(Entries taken from a collection)
--------------------------------------------------

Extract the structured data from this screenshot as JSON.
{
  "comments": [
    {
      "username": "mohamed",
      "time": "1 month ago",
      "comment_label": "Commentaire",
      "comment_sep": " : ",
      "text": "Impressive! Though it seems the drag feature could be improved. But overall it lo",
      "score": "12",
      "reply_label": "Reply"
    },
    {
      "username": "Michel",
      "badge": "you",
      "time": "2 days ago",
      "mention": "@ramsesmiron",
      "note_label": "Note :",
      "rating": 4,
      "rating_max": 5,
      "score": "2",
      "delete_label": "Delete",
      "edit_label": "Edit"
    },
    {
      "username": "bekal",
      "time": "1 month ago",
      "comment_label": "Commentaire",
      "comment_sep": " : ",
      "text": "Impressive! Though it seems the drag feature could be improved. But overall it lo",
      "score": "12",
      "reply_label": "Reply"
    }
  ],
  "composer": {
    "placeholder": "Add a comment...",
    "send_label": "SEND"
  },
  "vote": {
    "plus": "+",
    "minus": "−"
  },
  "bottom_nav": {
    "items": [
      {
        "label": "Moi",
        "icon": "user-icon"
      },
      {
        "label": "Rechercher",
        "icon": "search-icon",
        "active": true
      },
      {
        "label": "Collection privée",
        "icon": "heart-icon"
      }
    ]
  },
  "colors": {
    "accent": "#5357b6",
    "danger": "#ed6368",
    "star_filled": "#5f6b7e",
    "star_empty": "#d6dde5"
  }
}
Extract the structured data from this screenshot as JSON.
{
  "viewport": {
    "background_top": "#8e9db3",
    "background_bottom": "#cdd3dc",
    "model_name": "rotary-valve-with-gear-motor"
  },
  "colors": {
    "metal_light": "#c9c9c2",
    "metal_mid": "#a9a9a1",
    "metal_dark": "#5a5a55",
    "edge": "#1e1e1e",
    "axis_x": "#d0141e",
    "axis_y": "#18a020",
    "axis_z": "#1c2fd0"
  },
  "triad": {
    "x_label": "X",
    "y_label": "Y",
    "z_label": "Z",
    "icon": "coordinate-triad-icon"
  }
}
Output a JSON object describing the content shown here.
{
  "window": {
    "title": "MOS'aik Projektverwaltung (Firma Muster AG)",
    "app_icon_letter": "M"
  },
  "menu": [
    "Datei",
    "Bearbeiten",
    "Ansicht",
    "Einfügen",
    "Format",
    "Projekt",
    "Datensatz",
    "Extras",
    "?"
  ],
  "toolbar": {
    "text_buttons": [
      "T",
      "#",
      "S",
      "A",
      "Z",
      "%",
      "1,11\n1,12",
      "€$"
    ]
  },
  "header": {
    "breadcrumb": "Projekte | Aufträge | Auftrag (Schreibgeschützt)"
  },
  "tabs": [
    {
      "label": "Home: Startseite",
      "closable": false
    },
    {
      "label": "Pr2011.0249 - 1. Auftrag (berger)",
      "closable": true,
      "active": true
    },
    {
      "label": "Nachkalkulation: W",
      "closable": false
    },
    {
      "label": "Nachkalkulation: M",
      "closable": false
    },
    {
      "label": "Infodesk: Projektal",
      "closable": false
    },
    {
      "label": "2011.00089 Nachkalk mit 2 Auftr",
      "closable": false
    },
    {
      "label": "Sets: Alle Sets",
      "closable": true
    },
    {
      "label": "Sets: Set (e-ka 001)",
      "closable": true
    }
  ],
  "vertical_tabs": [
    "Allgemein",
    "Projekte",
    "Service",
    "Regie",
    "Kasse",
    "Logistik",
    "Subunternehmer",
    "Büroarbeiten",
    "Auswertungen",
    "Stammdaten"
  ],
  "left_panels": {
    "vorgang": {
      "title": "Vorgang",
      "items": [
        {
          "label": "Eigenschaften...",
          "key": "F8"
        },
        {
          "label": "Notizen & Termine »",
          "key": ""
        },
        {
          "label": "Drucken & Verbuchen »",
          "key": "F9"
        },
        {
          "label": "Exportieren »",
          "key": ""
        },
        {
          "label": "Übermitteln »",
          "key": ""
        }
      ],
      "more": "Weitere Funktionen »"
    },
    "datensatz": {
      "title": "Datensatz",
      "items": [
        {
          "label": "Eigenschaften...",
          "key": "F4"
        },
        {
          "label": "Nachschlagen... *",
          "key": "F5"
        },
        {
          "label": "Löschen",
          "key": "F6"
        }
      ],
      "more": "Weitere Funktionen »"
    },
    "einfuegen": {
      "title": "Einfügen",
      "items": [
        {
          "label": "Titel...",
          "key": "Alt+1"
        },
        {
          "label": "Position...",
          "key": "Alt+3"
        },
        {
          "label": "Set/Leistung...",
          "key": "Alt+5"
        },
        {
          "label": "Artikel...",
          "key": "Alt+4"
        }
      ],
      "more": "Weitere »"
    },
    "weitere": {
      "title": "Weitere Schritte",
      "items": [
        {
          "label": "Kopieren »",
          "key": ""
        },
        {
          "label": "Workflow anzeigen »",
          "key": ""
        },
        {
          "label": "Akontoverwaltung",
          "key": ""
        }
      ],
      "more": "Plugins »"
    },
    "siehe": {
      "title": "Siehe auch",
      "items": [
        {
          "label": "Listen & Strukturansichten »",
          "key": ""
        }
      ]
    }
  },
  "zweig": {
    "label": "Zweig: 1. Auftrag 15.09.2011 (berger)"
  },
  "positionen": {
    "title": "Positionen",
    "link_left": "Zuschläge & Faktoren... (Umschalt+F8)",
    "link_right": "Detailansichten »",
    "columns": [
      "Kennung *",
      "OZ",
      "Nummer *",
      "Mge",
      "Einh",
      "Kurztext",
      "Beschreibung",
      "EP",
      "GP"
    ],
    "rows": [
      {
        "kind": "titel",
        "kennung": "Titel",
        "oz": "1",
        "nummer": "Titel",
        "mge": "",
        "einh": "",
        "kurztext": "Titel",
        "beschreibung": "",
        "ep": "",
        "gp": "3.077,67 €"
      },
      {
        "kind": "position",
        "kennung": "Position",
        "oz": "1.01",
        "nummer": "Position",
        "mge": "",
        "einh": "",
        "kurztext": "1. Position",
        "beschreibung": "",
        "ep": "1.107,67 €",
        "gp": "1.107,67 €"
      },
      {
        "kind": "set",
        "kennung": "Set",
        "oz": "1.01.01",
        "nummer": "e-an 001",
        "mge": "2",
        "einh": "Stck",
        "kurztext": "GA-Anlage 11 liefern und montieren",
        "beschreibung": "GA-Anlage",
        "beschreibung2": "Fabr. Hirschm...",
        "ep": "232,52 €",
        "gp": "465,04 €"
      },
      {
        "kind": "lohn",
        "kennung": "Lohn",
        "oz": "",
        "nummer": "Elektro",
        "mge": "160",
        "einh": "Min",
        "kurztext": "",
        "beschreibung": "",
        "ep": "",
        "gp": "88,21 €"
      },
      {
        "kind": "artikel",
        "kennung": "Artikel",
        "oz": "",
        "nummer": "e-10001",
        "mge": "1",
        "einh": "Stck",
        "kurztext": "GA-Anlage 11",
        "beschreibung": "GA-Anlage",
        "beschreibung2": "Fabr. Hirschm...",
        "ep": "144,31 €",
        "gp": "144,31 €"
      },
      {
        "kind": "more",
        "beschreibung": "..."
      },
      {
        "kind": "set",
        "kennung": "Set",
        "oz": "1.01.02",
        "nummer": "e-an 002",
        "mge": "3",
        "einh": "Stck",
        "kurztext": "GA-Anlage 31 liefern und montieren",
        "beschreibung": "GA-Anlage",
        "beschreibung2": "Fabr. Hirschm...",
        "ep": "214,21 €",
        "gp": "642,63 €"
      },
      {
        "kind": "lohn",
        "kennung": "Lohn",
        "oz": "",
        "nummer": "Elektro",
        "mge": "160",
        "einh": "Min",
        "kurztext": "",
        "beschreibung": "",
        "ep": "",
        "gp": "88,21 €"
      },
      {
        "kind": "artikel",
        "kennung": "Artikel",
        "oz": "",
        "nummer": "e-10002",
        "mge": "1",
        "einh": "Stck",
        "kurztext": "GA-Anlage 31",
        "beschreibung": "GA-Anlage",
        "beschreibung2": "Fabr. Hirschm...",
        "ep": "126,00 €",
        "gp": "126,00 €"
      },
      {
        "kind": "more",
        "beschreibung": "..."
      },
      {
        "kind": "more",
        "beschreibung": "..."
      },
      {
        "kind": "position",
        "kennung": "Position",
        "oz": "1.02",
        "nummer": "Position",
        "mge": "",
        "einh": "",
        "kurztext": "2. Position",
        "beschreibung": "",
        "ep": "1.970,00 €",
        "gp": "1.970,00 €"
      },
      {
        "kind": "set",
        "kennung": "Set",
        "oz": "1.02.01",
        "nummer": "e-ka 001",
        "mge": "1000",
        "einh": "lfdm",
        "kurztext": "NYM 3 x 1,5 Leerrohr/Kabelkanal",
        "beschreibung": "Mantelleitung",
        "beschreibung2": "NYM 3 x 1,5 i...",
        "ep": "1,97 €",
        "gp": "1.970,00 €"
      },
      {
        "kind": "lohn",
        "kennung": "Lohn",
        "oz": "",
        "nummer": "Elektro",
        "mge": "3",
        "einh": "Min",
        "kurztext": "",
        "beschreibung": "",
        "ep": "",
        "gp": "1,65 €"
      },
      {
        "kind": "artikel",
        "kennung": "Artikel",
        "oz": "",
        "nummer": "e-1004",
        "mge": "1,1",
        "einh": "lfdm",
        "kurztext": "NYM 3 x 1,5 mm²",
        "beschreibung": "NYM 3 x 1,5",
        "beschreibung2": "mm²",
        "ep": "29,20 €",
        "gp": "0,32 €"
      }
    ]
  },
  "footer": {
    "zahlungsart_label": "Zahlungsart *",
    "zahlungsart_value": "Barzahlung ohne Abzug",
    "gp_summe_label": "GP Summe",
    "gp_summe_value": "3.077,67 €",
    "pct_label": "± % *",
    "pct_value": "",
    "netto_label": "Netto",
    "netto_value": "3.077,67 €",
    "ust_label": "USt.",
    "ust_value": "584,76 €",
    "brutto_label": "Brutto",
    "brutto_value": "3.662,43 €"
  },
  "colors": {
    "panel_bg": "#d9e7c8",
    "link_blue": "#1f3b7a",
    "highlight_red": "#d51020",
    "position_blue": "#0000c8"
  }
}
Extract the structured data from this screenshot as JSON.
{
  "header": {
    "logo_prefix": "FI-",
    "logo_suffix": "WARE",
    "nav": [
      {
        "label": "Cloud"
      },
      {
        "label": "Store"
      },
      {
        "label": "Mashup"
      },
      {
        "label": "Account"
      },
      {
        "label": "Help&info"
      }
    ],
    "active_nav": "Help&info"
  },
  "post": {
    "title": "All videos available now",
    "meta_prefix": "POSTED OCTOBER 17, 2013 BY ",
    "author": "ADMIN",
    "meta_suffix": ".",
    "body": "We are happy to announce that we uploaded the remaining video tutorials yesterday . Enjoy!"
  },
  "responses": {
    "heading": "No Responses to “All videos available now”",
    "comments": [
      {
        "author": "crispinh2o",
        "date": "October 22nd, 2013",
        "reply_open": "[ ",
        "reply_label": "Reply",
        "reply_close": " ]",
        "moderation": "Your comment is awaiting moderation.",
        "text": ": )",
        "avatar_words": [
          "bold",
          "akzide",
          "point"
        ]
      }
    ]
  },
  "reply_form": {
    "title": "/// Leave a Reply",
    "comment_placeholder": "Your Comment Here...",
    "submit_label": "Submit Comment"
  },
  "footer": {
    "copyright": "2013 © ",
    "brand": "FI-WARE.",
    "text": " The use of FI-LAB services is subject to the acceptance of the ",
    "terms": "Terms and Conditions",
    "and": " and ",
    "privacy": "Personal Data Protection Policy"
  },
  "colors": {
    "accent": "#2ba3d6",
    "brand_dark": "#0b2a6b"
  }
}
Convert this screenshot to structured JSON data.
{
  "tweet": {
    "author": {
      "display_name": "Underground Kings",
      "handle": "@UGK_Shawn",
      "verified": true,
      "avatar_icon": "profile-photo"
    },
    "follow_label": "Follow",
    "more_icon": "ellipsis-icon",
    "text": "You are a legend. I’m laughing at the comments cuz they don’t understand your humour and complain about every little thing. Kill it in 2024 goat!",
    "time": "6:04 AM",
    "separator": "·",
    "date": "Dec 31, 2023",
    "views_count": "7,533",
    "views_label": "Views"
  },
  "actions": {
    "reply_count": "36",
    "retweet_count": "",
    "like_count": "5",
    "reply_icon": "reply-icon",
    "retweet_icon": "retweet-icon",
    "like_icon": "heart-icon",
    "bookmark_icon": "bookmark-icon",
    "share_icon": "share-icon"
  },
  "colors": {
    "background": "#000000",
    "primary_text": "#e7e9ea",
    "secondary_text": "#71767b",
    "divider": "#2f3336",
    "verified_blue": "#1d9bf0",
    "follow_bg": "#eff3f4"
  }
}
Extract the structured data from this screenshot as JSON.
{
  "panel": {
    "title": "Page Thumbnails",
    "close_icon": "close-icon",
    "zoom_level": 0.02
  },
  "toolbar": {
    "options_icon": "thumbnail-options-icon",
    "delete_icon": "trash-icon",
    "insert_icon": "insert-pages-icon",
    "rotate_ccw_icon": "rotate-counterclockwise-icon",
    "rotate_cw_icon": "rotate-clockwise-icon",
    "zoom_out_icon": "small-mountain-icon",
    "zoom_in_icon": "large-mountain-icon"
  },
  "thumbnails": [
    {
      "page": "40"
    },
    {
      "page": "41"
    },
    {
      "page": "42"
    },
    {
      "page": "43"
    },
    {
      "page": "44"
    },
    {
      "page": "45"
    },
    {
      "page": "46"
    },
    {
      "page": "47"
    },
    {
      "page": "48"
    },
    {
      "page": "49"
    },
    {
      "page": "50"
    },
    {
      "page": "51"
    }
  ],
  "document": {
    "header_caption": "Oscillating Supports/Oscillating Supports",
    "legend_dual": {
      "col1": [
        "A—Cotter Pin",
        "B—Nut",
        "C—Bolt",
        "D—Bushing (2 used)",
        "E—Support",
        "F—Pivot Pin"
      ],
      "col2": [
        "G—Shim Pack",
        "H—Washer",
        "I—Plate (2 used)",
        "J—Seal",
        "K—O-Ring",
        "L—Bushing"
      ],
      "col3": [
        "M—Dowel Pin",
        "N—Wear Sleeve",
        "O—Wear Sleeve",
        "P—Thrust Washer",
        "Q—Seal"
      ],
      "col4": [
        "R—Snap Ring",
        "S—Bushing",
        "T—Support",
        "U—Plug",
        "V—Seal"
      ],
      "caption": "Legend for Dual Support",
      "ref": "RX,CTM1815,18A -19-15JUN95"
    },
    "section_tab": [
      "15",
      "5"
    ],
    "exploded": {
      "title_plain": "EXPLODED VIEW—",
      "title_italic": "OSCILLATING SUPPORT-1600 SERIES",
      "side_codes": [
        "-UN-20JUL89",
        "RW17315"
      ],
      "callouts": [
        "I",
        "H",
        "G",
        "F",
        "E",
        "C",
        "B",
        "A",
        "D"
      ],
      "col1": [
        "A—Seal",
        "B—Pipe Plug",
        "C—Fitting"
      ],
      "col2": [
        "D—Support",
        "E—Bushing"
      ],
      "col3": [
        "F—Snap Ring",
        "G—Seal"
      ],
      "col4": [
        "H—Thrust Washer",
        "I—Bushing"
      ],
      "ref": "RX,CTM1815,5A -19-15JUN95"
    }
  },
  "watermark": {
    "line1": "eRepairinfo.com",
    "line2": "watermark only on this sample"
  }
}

--------------------------------------------------

Within the listing above, find every line containing the string "mountain" and return it.

» Problem solution
    "zoom_out_icon": "small-mountain-icon",
    "zoom_in_icon": "large-mountain-icon"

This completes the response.